## BEGIN Stored records
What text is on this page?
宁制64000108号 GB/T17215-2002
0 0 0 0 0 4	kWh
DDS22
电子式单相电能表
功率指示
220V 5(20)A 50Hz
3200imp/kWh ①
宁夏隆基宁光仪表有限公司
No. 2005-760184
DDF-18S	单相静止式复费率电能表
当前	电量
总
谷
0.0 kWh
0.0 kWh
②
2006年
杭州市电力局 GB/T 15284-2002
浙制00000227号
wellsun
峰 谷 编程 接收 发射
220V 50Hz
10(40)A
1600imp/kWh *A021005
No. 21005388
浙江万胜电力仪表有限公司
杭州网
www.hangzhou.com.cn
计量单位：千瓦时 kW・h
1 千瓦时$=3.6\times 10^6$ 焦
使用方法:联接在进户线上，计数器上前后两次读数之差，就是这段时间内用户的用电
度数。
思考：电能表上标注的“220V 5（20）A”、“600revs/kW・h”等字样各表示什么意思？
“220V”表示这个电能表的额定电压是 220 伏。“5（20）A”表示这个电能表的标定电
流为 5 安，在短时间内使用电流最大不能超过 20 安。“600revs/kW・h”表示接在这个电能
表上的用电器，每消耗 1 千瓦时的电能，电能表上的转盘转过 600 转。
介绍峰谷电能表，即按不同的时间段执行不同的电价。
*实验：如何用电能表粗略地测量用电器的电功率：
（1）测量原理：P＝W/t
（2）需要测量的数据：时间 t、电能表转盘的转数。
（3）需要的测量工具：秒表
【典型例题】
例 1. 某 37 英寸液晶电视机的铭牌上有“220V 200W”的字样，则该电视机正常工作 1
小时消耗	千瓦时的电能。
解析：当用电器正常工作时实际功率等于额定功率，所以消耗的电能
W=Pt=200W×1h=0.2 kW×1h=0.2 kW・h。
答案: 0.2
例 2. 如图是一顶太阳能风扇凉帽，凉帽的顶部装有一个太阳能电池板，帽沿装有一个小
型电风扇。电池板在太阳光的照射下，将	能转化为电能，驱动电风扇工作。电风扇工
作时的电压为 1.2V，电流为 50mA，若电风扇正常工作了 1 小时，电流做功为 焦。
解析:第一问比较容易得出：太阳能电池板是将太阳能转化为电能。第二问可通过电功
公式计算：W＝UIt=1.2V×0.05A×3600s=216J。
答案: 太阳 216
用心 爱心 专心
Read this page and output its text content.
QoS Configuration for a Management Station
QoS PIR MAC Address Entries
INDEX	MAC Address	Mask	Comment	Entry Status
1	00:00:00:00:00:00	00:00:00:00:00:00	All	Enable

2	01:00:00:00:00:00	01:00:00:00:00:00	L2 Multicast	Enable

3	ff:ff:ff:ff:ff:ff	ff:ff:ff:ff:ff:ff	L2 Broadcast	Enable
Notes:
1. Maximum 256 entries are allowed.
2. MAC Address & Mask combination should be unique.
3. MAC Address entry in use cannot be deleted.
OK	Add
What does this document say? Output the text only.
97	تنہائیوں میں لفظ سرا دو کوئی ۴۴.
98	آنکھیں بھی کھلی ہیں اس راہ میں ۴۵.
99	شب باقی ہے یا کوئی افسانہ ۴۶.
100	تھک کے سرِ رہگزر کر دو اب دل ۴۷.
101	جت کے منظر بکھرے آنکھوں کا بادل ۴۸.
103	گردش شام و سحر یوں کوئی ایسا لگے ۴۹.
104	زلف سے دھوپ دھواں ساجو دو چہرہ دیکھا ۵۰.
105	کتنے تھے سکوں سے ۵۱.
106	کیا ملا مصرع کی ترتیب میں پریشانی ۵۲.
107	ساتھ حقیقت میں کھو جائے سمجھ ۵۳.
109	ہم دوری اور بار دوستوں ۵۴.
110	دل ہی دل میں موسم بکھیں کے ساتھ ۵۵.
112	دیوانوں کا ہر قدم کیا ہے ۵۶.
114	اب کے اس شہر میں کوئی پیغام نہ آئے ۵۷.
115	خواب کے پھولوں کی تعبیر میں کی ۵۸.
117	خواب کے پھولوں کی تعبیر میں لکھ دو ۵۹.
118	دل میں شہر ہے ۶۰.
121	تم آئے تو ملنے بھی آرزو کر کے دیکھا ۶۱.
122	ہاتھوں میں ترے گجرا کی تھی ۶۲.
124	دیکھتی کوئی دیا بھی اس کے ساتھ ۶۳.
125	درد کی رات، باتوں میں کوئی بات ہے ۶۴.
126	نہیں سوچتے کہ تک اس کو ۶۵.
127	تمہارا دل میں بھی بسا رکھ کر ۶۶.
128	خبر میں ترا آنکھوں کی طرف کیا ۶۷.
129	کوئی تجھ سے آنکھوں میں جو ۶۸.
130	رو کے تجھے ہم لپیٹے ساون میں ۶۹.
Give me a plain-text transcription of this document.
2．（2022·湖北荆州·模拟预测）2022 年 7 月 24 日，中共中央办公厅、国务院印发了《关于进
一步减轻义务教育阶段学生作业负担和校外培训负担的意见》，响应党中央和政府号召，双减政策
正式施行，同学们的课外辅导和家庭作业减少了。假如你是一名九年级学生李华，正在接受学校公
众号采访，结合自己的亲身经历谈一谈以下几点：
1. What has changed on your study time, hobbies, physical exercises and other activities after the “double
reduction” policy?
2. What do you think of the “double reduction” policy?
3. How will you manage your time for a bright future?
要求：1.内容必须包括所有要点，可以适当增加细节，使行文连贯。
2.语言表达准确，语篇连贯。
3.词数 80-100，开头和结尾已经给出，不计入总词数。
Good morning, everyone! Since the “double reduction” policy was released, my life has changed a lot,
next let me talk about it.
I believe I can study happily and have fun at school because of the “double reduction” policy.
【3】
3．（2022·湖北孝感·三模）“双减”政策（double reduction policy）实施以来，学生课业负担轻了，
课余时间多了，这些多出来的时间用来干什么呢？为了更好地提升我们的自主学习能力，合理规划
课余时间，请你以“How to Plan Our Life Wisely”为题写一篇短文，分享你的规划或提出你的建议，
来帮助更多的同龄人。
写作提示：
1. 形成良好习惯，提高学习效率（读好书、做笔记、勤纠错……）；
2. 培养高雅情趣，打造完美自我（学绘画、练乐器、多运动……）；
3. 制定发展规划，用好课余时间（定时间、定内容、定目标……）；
## END Stored records
● **Exercise**
Copy the material above back out, exactly as written.

● **Task solution**
What text is on this page?
宁制64000108号 GB/T17215-2002
0 0 0 0 0 4	kWh
DDS22
电子式单相电能表
功率指示
220V 5(20)A 50Hz
3200imp/kWh ①
宁夏隆基宁光仪表有限公司
No. 2005-760184
DDF-18S	单相静止式复费率电能表
当前	电量
总
谷
0.0 kWh
0.0 kWh
②
2006年
杭州市电力局 GB/T 15284-2002
浙制00000227号
wellsun
峰 谷 编程 接收 发射
220V 50Hz
10(40)A
1600imp/kWh *A021005
No. 21005388
浙江万胜电力仪表有限公司
杭州网
www.hangzhou.com.cn
计量单位：千瓦时 kW・h
1 千瓦时$=3.6\times 10^6$ 焦
使用方法:联接在进户线上，计数器上前后两次读数之差，就是这段时间内用户的用电
度数。
思考：电能表上标注的“220V 5（20）A”、“600revs/kW・h”等字样各表示什么意思？
“220V”表示这个电能表的额定电压是 220 伏。“5（20）A”表示这个电能表的标定电
流为 5 安，在短时间内使用电流最大不能超过 20 安。“600revs/kW・h”表示接在这个电能
表上的用电器，每消耗 1 千瓦时的电能，电能表上的转盘转过 600 转。
介绍峰谷电能表，即按不同的时间段执行不同的电价。
*实验：如何用电能表粗略地测量用电器的电功率：
（1）测量原理：P＝W/t
（2）需要测量的数据：时间 t、电能表转盘的转数。
（3）需要的测量工具：秒表
【典型例题】
例 1. 某 37 英寸液晶电视机的铭牌上有“220V 200W”的字样，则该电视机正常工作 1
小时消耗	千瓦时的电能。
解析：当用电器正常工作时实际功率等于额定功率，所以消耗的电能
W=Pt=200W×1h=0.2 kW×1h=0.2 kW・h。
答案: 0.2
例 2. 如图是一顶太阳能风扇凉帽，凉帽的顶部装有一个太阳能电池板，帽沿装有一个小
型电风扇。电池板在太阳光的照射下，将	能转化为电能，驱动电风扇工作。电风扇工
作时的电压为 1.2V，电流为 50mA，若电风扇正常工作了 1 小时，电流做功为 焦。
解析:第一问比较容易得出：太阳能电池板是将太阳能转化为电能。第二问可通过电功
公式计算：W＝UIt=1.2V×0.05A×3600s=216J。
答案: 太阳 216
用心 爱心 专心
Read this page and output its text content.
QoS Configuration for a Management Station
QoS PIR MAC Address Entries
INDEX	MAC Address	Mask	Comment	Entry Status
1	00:00:00:00:00:00	00:00:00:00:00:00	All	Enable

2	01:00:00:00:00:00	01:00:00:00:00:00	L2 Multicast	Enable

3	ff:ff:ff:ff:ff:ff	ff:ff:ff:ff:ff:ff	L2 Broadcast	Enable
Notes:
1. Maximum 256 entries are allowed.
2. MAC Address & Mask combination should be unique.
3. MAC Address entry in use cannot be deleted.
OK	Add
What does this document say? Output the text only.
97	تنہائیوں میں لفظ سرا دو کوئی ۴۴.
98	آنکھیں بھی کھلی ہیں اس راہ میں ۴۵.
99	شب باقی ہے یا کوئی افسانہ ۴۶.
100	تھک کے سرِ رہگزر کر دو اب دل ۴۷.
101	جت کے منظر بکھرے آنکھوں کا بادل ۴۸.
103	گردش شام و سحر یوں کوئی ایسا لگے ۴۹.
104	زلف سے دھوپ دھواں ساجو دو چہرہ دیکھا ۵۰.
105	کتنے تھے سکوں سے ۵۱.
106	کیا ملا مصرع کی ترتیب میں پریشانی ۵۲.
107	ساتھ حقیقت میں کھو جائے سمجھ ۵۳.
109	ہم دوری اور بار دوستوں ۵۴.
110	دل ہی دل میں موسم بکھیں کے ساتھ ۵۵.
112	دیوانوں کا ہر قدم کیا ہے ۵۶.
114	اب کے اس شہر میں کوئی پیغام نہ آئے ۵۷.
115	خواب کے پھولوں کی تعبیر میں کی ۵۸.
117	خواب کے پھولوں کی تعبیر میں لکھ دو ۵۹.
118	دل میں شہر ہے ۶۰.
121	تم آئے تو ملنے بھی آرزو کر کے دیکھا ۶۱.
122	ہاتھوں میں ترے گجرا کی تھی ۶۲.
124	دیکھتی کوئی دیا بھی اس کے ساتھ ۶۳.
125	درد کی رات، باتوں میں کوئی بات ہے ۶۴.
126	نہیں سوچتے کہ تک اس کو ۶۵.
127	تمہارا دل میں بھی بسا رکھ کر ۶۶.
128	خبر میں ترا آنکھوں کی طرف کیا ۶۷.
129	کوئی تجھ سے آنکھوں میں جو ۶۸.
130	رو کے تجھے ہم لپیٹے ساون میں ۶۹.
Give me a plain-text transcription of this document.
2．（2022·湖北荆州·模拟预测）2022 年 7 月 24 日，中共中央办公厅、国务院印发了《关于进
一步减轻义务教育阶段学生作业负担和校外培训负担的意见》，响应党中央和政府号召，双减政策
正式施行，同学们的课外辅导和家庭作业减少了。假如你是一名九年级学生李华，正在接受学校公
众号采访，结合自己的亲身经历谈一谈以下几点：
1. What has changed on your study time, hobbies, physical exercises and other activities after the “double
reduction” policy?
2. What do you think of the “double reduction” policy?
3. How will you manage your time for a bright future?
要求：1.内容必须包括所有要点，可以适当增加细节，使行文连贯。
2.语言表达准确，语篇连贯。
3.词数 80-100，开头和结尾已经给出，不计入总词数。
Good morning, everyone! Since the “double reduction” policy was released, my life has changed a lot,
next let me talk about it.
I believe I can study happily and have fun at school because of the “double reduction” policy.
【3】
3．（2022·湖北孝感·三模）“双减”政策（double reduction policy）实施以来，学生课业负担轻了，
课余时间多了，这些多出来的时间用来干什么呢？为了更好地提升我们的自主学习能力，合理规划
课余时间，请你以“How to Plan Our Life Wisely”为题写一篇短文，分享你的规划或提出你的建议，
来帮助更多的同龄人。
写作提示：
1. 形成良好习惯，提高学习效率（读好书、做笔记、勤纠错……）；
2. 培养高雅情趣，打造完美自我（学绘画、练乐器、多运动……）；
3. 制定发展规划，用好课余时间（定时间、定内容、定目标……）；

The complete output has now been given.